## Text

[START]

This is not the first time I have been on the wrong side of the gender divide when it comes to my experieences with Heather. There was the Mary Kay party that she dragged me to. We were each given a little thing with make-up samples. We were supposed to do our nails, apply eyeliner and lipliner, and engage in a host of discussions about our color palate, our failed relationships, etc. Well the thing is, I cannot stay within the lines when it comes to nail polish let alone applying eyeliner or lipliner, I don't talk about my relationships with strangers, and I do not have the slightest idea what my palate is although people tell me that I look good in purple. The whole afternoon was a disaster confirming me irrevocably as a failure as a woman. Then there was the "girls night" which was scheduled opposite a board game night hosted by my brother. Needless to say I would have preferred the board games but instead I found myself watching "Hope Floats" with a bunch of women who made baby and marriage jokes every time the plot would allow. The icing on the cake was just this past Christmas. Judy was talking about her impending wedding. She announced, looking in my direction, "I don't know how you can be a woman and not giggle planning a wedding." Fine then, I'm not a real woman. I am a broad-shouldered, opinionated, non-giggling non-woman.

Thursday, November 04, 2004

cohabitation

One of my favorite things about living with my partner is when we are in separate corners of our home, doing our own separate things, but all the same the his music or the sound of the computer keyboard just gives me this feeling of comfort and security. Those are the moments when I feel most connected. Conversely, I think I feel most alone and isolated when I am walking around an overcrowded mall.

Bound on all sides

I grew up in a small community close to a cosmopolitan one. I left as fast as I could after high school, vowing never to return. I was convinced that I was a big-city girl, ill-suited to my community of origin, which lacked even the anonymity and privacy available in many exurban areas due to the fact that it was an island requiring one commute 4 miles each way to and from the mainland on a communal ferry.
Intent on becoming a writer who lives always in high-rise apartment buildings and keeps cats, I fled to Chicago. However, I quickly learned that my southside neighborhood, with a population as large as that of the cosmopolitan area near my island home, was an island too. Home to a well-known university, Hyde Park was a speck of racial and economic integration bordered on three sides by African American communities at varying levels of economic well-being and on the fourth by Lake Michigan. We students were instructed as to the boundaries of the community, less visible than the rocky coast that bordered my world as a child. "Never EVER go south of 60th street or north of 47th. Stay out of Washington Park," we were instructed in security training our second day on campus. The five minute walk to the pier and 20 minute ferry-ride I made to school from 6th grade on was replaced with a 20 minute walk to the bus stop and 20 minute bus ride to downtown Chicago. "Do not take the EL on the sout side," warned the police officer giving security instructions. "The EL is not safe, and what's worse, you will have to wait for the bus to Hyde Park on the doorsteps of the Robert Taylor Homes [now defunct notorious Chicago housing project]."

[END]

## Directions
Write what comes next in the blog text above, picking up right after the police officer's warning about the Robert Taylor Homes.

## Data section
[START]

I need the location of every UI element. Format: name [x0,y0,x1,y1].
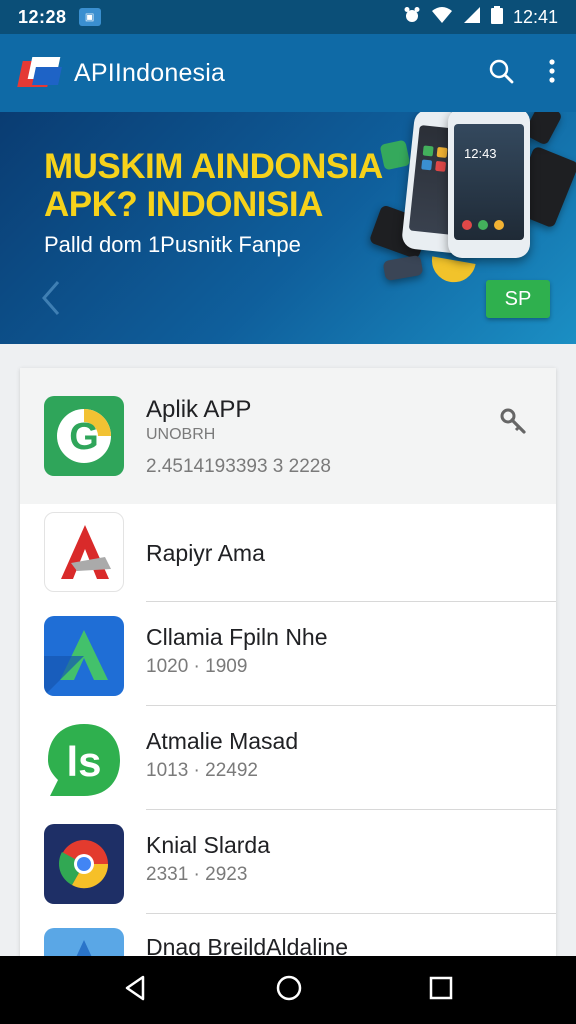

[END]

## Response to the exercise
It is amazing how wrong one can be about oneself. In the eternity since I left home, I learned that I am a dog person. Although I love the city, I am smothered if I am far from some imposing bit of the natural world. The year I spent in Chicago without easy access to the lakefront and South Side's beautiful parks where I routinely saw rabbits, fox, beavers, and all manner of birds, was about the worst of my life thus far. More importantly, I am hopelessly tied to the island community I was so anxious to leave.I was living back home last year - although on the mainland instead of the island. There is a peculiar and unexpected "fit" that I experience there. The way people dress, the sound of the gulls overhead, the constant wind, the ships signaling their departure for foreign lands or maybe just the next port, the reserved distance with which people approach one another - all of these things leave me feeling that I am in a place where I make sense. Combine this with the fact that my daily life when I was there evoked such continuity with the past, the streets I walked, indeed the uneven bricks in the sidewalk, are the very same as those that I tripped over 20 years ago, hurrying to catch the 2:15 ferry home after my Saturday dance classes. How did I withstand the slightly off-kiler and lost feeling I had all those years in the Midwest, revering home but experiencing it only in my memories. How is that I have once again packed my things and returned to Wisconsin - the dead-still air and humidity, the discordant fast smiles on the faces of those whose snide comments come just as quickly when you turn your back, everything fried and cheese and pre-fab.
Being home was not all wonderful. Although I KNOW that place, it has largely forgotten me. On my trips to the island to rake leaves and mow the lawn, walk the dogs, stroll on the beach, and spend time at the family home, there were some faces I recognize but many that I didn't. Many that I recognized did not recognize me. Although it is more than a decade since I left for college, the lack of recognition is fairly recent. I chalk it up to my mother's absence. My mother was a cornerstone of the community. A waitress at the only sit-down diner on the island, she solicited donations for the church fair and community Christmas party, ran Wednesday night Beano, worked seasonally at the greenhouse, cared for several elderly women, and provided baked goods for all community coffees and bakesales. They ran an extra ferry to the mainland so people could attend my mother's funeral. The chapel at Cathedral of the Immaculate Conception was so full of islanders that many stood shoulder-to-shoulder in the back. With my mother's passing, the collective community memory of my siblings and I withered just as our tie to the day-to-day life of the place was cut. There is no one to talk about what we are up to, when we will next be home. It was my mother who kept us alive in that place.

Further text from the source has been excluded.